[Start of DATA EXCERPTS]
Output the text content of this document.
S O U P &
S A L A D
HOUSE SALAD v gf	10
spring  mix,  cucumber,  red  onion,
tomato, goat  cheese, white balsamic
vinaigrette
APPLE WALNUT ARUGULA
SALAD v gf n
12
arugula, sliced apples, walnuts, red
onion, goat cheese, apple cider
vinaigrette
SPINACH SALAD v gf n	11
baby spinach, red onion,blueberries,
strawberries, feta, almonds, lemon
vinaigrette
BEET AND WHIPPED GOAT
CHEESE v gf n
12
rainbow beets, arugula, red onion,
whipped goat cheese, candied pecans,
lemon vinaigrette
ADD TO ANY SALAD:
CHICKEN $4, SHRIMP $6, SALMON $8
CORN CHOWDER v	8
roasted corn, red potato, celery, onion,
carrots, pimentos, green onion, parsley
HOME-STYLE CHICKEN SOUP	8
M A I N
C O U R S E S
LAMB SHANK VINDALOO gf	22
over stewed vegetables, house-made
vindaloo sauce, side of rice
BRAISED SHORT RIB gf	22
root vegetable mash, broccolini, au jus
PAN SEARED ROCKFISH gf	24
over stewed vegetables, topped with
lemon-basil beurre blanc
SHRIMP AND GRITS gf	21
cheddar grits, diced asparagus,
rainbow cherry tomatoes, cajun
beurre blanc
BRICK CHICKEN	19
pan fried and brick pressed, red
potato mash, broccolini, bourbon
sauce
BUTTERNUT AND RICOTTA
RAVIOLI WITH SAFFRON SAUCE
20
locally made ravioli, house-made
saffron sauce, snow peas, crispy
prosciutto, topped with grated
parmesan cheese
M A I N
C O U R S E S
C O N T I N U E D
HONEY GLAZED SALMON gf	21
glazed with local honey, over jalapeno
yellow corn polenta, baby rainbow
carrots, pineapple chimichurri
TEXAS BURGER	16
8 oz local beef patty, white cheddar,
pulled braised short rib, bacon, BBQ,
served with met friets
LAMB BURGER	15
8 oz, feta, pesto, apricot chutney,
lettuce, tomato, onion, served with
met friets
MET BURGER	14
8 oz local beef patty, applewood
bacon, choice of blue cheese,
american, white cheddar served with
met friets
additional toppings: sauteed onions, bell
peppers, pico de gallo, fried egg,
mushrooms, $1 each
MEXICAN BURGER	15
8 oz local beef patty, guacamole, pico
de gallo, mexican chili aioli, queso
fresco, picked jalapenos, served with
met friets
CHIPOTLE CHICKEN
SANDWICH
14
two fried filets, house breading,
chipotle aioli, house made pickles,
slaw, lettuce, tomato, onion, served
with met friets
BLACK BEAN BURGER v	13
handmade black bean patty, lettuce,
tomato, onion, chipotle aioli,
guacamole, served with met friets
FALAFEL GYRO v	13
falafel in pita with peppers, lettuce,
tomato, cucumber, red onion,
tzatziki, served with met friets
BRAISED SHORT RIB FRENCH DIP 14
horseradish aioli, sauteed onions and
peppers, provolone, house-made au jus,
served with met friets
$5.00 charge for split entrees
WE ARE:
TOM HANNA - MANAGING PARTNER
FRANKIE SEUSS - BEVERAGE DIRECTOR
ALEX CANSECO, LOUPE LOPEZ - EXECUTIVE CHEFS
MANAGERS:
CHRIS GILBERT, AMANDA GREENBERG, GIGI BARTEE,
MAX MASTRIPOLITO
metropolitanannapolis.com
[End of DATA EXCERPTS]
EXERCISE DIRECTIONS ::
Find all lines where the word "peppers" appears. Copy them.

RESULT ::
peppers, pico de gallo, fried egg,
falafel in pita with peppers, lettuce,
peppers, provolone, house-made au jus,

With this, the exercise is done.